* STATED GOAL *
Pick out the lines in the listing below that contain the word "velocity" and copy them.

* GIVEN RECORDS *
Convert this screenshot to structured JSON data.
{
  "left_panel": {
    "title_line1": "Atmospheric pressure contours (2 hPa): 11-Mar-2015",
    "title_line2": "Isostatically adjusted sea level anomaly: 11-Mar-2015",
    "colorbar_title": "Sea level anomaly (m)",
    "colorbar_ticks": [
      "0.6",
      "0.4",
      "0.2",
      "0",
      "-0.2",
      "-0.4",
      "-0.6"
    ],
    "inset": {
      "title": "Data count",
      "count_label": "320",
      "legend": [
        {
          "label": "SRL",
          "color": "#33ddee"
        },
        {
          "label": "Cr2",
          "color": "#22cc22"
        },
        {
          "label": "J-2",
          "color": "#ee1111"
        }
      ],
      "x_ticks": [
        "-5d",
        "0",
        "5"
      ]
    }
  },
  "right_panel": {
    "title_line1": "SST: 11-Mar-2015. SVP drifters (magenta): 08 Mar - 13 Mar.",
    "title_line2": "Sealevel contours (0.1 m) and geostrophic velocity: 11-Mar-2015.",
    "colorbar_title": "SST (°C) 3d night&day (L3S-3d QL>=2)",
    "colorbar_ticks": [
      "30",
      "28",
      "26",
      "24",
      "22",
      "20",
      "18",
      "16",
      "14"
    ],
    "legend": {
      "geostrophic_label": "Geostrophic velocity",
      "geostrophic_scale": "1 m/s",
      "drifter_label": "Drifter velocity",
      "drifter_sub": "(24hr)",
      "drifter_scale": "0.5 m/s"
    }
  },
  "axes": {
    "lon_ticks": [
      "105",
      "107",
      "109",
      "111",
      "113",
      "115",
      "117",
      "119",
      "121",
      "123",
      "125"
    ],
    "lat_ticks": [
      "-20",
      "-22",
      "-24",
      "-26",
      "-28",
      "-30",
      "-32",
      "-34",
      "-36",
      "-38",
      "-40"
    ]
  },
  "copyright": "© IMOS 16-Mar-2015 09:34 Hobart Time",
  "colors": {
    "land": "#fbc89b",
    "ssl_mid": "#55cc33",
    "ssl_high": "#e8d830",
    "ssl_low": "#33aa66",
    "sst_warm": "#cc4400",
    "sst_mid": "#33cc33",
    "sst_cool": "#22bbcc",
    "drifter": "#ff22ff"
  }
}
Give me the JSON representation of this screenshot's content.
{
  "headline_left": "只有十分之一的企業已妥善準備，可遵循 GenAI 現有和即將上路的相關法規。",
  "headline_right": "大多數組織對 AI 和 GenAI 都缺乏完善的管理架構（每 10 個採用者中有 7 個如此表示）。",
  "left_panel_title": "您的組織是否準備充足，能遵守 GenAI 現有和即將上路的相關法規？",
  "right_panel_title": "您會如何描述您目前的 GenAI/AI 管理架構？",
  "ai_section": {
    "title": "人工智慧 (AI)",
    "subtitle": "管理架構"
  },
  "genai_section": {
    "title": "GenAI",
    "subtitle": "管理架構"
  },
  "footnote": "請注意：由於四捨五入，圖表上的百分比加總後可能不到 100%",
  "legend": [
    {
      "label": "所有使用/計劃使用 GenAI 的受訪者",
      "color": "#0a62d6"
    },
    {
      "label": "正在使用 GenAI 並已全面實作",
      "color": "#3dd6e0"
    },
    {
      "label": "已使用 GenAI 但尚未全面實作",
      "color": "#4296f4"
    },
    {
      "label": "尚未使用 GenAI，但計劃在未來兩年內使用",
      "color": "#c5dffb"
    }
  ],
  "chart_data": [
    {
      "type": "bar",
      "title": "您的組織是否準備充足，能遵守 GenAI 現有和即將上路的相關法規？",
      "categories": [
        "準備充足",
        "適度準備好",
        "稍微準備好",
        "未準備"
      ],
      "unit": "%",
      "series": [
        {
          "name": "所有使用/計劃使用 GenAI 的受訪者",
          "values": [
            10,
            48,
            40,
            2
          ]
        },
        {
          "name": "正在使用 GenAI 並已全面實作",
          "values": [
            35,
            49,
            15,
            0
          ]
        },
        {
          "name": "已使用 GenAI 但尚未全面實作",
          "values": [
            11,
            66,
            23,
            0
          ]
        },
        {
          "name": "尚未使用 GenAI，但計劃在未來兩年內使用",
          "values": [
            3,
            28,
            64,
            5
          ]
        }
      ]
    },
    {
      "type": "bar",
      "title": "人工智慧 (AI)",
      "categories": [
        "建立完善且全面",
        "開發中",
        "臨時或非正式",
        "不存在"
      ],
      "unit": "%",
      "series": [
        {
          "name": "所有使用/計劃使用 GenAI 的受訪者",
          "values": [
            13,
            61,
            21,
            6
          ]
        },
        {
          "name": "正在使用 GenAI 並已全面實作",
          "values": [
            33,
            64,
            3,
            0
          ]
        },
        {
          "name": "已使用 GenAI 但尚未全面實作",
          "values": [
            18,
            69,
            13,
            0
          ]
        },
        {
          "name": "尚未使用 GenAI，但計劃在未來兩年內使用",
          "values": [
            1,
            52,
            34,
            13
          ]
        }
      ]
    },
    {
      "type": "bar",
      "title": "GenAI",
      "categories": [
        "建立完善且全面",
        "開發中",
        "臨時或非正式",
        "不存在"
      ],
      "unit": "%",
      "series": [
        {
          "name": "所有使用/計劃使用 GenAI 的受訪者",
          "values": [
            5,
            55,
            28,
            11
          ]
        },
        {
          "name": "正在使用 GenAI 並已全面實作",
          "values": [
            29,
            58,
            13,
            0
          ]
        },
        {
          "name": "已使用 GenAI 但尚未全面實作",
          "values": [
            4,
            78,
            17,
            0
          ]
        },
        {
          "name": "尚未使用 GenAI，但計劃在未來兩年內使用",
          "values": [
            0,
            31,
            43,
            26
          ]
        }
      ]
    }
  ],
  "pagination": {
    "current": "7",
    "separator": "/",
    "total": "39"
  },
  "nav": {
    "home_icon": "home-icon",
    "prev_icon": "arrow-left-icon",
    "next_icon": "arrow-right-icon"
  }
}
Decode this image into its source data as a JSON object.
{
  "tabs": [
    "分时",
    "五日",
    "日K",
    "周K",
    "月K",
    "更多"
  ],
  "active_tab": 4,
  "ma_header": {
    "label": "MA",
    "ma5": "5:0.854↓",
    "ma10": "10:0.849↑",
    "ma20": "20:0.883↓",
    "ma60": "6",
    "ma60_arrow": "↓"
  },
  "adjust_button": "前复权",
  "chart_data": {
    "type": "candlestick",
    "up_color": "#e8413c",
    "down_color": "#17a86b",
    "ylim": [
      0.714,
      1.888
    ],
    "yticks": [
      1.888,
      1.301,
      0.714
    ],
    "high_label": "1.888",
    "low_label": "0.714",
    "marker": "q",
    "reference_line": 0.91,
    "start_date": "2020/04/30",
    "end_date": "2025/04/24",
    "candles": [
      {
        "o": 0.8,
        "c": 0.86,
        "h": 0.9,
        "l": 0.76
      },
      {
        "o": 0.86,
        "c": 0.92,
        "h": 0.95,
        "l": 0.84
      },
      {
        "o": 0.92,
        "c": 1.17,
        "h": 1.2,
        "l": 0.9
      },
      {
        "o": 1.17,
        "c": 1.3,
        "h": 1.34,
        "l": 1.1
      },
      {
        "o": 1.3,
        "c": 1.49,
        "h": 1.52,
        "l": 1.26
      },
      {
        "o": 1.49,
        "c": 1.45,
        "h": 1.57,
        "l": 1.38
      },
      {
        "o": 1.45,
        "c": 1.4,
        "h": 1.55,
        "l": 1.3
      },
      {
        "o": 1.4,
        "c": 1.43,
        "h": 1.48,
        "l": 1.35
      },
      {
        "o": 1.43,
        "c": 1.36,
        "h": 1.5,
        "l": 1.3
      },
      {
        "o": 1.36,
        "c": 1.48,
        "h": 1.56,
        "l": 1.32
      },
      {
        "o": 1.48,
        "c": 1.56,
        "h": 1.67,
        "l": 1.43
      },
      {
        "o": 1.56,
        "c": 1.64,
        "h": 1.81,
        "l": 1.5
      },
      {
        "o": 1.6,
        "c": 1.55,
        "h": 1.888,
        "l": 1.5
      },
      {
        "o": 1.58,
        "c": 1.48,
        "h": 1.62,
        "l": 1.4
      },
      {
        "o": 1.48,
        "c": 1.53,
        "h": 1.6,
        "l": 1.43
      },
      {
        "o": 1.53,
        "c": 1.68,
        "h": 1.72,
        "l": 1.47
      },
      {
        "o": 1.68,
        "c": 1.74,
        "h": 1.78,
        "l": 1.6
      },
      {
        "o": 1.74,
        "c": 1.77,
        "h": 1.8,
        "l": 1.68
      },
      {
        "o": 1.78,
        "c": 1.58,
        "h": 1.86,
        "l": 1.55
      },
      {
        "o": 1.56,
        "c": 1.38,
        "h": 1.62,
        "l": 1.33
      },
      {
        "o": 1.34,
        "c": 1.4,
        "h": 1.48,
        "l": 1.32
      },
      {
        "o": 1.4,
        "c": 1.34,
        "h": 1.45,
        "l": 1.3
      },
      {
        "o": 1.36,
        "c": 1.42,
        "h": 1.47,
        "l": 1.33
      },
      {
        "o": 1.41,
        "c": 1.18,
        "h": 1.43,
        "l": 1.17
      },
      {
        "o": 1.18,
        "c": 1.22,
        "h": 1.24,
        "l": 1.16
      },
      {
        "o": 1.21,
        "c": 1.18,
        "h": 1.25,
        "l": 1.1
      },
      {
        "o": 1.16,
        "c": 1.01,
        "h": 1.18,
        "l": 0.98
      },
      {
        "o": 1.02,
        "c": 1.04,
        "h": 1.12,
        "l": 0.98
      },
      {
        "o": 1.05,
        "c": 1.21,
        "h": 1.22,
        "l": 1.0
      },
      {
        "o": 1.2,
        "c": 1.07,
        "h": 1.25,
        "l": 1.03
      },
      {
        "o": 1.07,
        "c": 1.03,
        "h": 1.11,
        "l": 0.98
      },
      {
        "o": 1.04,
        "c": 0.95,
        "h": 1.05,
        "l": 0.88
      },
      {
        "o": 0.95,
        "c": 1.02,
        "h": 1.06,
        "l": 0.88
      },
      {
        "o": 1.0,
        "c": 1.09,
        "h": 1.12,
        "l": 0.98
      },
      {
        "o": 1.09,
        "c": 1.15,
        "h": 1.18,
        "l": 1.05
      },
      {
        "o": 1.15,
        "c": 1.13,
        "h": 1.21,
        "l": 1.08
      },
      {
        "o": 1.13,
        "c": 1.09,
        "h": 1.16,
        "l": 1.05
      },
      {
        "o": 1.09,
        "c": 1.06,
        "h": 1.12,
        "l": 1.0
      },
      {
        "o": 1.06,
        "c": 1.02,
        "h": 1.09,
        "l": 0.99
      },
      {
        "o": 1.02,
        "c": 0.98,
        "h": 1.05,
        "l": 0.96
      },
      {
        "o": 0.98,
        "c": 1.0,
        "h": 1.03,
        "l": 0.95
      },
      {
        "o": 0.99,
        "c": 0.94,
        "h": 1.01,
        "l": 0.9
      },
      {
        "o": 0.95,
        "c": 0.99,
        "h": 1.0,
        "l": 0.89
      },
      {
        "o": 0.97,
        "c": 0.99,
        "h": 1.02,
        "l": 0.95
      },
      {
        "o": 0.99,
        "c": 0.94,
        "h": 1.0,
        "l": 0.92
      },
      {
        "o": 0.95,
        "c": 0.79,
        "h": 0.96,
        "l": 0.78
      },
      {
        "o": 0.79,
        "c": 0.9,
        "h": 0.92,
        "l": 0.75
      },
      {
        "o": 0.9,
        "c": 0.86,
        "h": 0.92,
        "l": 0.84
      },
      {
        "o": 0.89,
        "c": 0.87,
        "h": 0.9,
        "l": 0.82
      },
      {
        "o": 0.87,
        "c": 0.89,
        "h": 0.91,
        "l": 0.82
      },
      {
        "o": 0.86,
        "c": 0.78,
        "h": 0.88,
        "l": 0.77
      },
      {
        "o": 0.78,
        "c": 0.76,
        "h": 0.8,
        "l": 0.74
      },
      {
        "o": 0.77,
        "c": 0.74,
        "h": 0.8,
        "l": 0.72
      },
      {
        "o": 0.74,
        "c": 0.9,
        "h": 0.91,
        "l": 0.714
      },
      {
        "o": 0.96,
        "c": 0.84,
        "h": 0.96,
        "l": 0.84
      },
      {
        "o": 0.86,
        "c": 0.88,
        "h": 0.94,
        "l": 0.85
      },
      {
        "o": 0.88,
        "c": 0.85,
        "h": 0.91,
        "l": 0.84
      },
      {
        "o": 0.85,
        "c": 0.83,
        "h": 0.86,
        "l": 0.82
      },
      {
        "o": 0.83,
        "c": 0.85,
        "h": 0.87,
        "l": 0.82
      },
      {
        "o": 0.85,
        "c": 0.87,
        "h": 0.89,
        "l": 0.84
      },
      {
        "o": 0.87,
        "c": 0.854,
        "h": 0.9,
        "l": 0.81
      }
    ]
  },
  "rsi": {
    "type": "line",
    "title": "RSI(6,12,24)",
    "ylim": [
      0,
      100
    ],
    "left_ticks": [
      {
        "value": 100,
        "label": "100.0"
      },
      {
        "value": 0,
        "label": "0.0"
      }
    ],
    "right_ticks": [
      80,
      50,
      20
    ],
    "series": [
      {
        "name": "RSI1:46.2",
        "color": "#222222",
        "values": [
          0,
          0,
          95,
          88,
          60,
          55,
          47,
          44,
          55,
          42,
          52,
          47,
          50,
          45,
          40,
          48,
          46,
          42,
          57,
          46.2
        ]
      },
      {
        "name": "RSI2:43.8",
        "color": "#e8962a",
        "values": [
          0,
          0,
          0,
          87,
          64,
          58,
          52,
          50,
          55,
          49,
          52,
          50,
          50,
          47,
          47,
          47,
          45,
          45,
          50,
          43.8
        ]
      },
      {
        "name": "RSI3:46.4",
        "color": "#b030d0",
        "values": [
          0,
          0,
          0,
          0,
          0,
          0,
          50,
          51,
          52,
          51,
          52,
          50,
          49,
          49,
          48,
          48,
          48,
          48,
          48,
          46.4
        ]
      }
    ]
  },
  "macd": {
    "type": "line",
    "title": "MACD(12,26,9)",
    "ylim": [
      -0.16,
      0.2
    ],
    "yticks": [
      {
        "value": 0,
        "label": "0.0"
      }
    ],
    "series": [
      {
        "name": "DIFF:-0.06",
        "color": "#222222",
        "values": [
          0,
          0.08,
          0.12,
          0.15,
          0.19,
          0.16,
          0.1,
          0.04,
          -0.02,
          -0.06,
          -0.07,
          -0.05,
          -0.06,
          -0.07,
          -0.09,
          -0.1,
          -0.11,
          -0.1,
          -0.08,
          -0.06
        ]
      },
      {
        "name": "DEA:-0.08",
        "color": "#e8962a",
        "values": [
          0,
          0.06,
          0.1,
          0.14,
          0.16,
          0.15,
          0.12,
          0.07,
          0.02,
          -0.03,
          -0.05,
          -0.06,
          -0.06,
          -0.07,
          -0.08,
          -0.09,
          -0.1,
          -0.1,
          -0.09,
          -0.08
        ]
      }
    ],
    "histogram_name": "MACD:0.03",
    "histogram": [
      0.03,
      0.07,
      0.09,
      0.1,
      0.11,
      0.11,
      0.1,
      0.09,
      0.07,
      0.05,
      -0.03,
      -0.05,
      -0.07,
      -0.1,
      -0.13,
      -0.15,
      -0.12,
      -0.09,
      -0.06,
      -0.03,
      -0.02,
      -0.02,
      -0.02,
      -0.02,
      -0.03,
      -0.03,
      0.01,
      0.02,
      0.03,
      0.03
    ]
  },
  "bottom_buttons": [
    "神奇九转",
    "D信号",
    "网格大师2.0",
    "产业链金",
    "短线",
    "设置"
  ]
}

* WRITTEN SOLUTION *
    "title_line2": "Sealevel contours (0.1 m) and geostrophic velocity: 11-Mar-2015.",
      "geostrophic_label": "Geostrophic velocity",
      "drifter_label": "Drifter velocity",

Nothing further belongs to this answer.